== What you have to do ==
Omit every picture, then give all the entries again exactly.

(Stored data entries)

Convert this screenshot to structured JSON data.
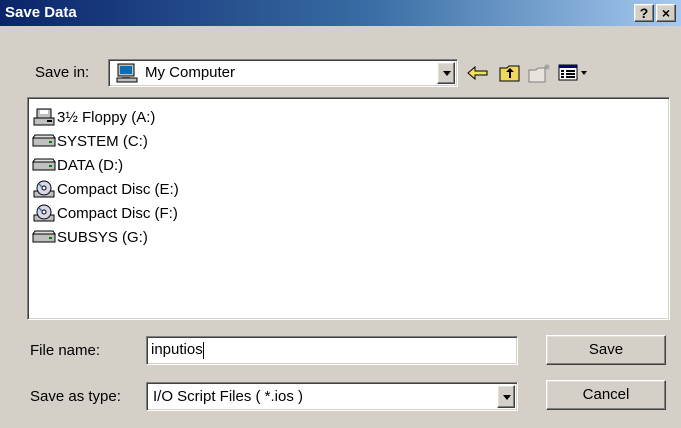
{
  "window": {
    "title": "Save Data",
    "help_label": "?",
    "close_label": "×"
  },
  "toolbar": {
    "save_in_label": "Save in:",
    "save_in_value": "My Computer",
    "icons": [
      "back-arrow-icon",
      "up-folder-icon",
      "new-folder-icon",
      "view-menu-icon"
    ]
  },
  "files": [
    {
      "label": "3½ Floppy (A:)",
      "icon": "floppy-drive-icon"
    },
    {
      "label": "SYSTEM (C:)",
      "icon": "hard-drive-icon"
    },
    {
      "label": "DATA (D:)",
      "icon": "hard-drive-icon"
    },
    {
      "label": "Compact Disc (E:)",
      "icon": "cd-drive-icon"
    },
    {
      "label": "Compact Disc (F:)",
      "icon": "cd-drive-icon"
    },
    {
      "label": "SUBSYS (G:)",
      "icon": "hard-drive-icon"
    }
  ],
  "form": {
    "file_name_label": "File name:",
    "file_name_value": "inputios",
    "save_as_type_label": "Save as type:",
    "save_as_type_value": "I/O Script Files ( *.ios )"
  },
  "buttons": {
    "save": "Save",
    "cancel": "Cancel"
  }
}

== Exercise solution ==
Convert this screenshot to structured JSON data.
{
  "window": {
    "title": "Save Data",
    "help_label": "?",
    "close_label": "×"
  },
  "toolbar": {
    "save_in_label": "Save in:",
    "save_in_value": "My Computer",
    "icons": [
      "back-arrow-icon",
      "up-folder-icon",
      "new-folder-icon",
      "view-menu-icon"
    ]
  },
  "files": [
    {
      "label": "3½ Floppy (A:)",
      "icon": "floppy-drive-icon"
    },
    {
      "label": "SYSTEM (C:)",
      "icon": "hard-drive-icon"
    },
    {
      "label": "DATA (D:)",
      "icon": "hard-drive-icon"
    },
    {
      "label": "Compact Disc (E:)",
      "icon": "cd-drive-icon"
    },
    {
      "label": "Compact Disc (F:)",
      "icon": "cd-drive-icon"
    },
    {
      "label": "SUBSYS (G:)",
      "icon": "hard-drive-icon"
    }
  ],
  "form": {
    "file_name_label": "File name:",
    "file_name_value": "inputios",
    "save_as_type_label": "Save as type:",
    "save_as_type_value": "I/O Script Files ( *.ios )"
  },
  "buttons": {
    "save": "Save",
    "cancel": "Cancel"
  }
}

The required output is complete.